**Given instruction:**
Please print every record below exactly as it appears.

**Exercise inputs:**

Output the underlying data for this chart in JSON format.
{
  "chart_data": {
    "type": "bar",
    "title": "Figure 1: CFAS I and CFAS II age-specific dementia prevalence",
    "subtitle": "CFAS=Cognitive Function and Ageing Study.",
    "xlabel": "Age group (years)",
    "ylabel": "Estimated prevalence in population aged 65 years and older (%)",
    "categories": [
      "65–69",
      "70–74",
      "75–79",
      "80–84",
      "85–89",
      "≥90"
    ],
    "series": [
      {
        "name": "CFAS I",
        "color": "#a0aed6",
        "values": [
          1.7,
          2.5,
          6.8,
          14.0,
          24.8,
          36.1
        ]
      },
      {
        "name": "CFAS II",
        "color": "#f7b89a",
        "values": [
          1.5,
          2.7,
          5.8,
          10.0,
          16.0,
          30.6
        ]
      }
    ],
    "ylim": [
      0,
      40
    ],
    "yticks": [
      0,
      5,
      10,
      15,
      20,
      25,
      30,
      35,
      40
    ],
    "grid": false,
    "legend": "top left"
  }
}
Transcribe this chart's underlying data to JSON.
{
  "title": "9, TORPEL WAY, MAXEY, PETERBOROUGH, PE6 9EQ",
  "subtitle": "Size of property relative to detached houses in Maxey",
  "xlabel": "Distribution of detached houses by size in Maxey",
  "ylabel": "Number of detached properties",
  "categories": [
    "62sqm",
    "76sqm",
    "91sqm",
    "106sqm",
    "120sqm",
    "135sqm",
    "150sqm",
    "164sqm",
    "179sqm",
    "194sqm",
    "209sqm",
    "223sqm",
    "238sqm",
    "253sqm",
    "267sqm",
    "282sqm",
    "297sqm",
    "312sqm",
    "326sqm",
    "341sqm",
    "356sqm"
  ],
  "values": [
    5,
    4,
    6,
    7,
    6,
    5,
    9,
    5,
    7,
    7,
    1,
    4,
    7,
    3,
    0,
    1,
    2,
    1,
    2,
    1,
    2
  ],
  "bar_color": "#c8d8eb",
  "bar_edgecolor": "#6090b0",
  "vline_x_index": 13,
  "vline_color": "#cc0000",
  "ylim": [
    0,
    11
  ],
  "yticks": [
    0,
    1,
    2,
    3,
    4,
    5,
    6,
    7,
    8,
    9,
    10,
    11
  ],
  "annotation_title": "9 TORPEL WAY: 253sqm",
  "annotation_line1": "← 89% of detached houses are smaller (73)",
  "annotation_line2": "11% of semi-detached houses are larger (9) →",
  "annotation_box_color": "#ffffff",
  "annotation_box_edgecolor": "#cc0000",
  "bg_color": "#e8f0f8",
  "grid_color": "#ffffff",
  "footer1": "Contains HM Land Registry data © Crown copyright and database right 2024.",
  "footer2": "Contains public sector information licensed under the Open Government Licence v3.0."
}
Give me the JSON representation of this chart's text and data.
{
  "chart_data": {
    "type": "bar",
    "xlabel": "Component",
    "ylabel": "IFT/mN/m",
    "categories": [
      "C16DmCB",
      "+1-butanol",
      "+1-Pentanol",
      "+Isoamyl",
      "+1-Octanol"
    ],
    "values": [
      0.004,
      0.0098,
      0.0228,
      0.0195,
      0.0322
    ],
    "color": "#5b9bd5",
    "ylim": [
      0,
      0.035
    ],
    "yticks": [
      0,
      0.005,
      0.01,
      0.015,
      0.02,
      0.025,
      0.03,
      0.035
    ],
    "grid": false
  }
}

**Task result:**
Output the underlying data for this chart in JSON format.
{
  "chart_data": {
    "type": "bar",
    "title": "Figure 1: CFAS I and CFAS II age-specific dementia prevalence",
    "subtitle": "CFAS=Cognitive Function and Ageing Study.",
    "xlabel": "Age group (years)",
    "ylabel": "Estimated prevalence in population aged 65 years and older (%)",
    "categories": [
      "65–69",
      "70–74",
      "75–79",
      "80–84",
      "85–89",
      "≥90"
    ],
    "series": [
      {
        "name": "CFAS I",
        "color": "#a0aed6",
        "values": [
          1.7,
          2.5,
          6.8,
          14.0,
          24.8,
          36.1
        ]
      },
      {
        "name": "CFAS II",
        "color": "#f7b89a",
        "values": [
          1.5,
          2.7,
          5.8,
          10.0,
          16.0,
          30.6
        ]
      }
    ],
    "ylim": [
      0,
      40
    ],
    "yticks": [
      0,
      5,
      10,
      15,
      20,
      25,
      30,
      35,
      40
    ],
    "grid": false,
    "legend": "top left"
  }
}
Transcribe this chart's underlying data to JSON.
{
  "title": "9, TORPEL WAY, MAXEY, PETERBOROUGH, PE6 9EQ",
  "subtitle": "Size of property relative to detached houses in Maxey",
  "xlabel": "Distribution of detached houses by size in Maxey",
  "ylabel": "Number of detached properties",
  "categories": [
    "62sqm",
    "76sqm",
    "91sqm",
    "106sqm",
    "120sqm",
    "135sqm",
    "150sqm",
    "164sqm",
    "179sqm",
    "194sqm",
    "209sqm",
    "223sqm",
    "238sqm",
    "253sqm",
    "267sqm",
    "282sqm",
    "297sqm",
    "312sqm",
    "326sqm",
    "341sqm",
    "356sqm"
  ],
  "values": [
    5,
    4,
    6,
    7,
    6,
    5,
    9,
    5,
    7,
    7,
    1,
    4,
    7,
    3,
    0,
    1,
    2,
    1,
    2,
    1,
    2
  ],
  "bar_color": "#c8d8eb",
  "bar_edgecolor": "#6090b0",
  "vline_x_index": 13,
  "vline_color": "#cc0000",
  "ylim": [
    0,
    11
  ],
  "yticks": [
    0,
    1,
    2,
    3,
    4,
    5,
    6,
    7,
    8,
    9,
    10,
    11
  ],
  "annotation_title": "9 TORPEL WAY: 253sqm",
  "annotation_line1": "← 89% of detached houses are smaller (73)",
  "annotation_line2": "11% of semi-detached houses are larger (9) →",
  "annotation_box_color": "#ffffff",
  "annotation_box_edgecolor": "#cc0000",
  "bg_color": "#e8f0f8",
  "grid_color": "#ffffff",
  "footer1": "Contains HM Land Registry data © Crown copyright and database right 2024.",
  "footer2": "Contains public sector information licensed under the Open Government Licence v3.0."
}
Give me the JSON representation of this chart's text and data.
{
  "chart_data": {
    "type": "bar",
    "xlabel": "Component",
    "ylabel": "IFT/mN/m",
    "categories": [
      "C16DmCB",
      "+1-butanol",
      "+1-Pentanol",
      "+Isoamyl",
      "+1-Octanol"
    ],
    "values": [
      0.004,
      0.0098,
      0.0228,
      0.0195,
      0.0322
    ],
    "color": "#5b9bd5",
    "ylim": [
      0,
      0.035
    ],
    "yticks": [
      0,
      0.005,
      0.01,
      0.015,
      0.02,
      0.025,
      0.03,
      0.035
    ],
    "grid": false
  }
}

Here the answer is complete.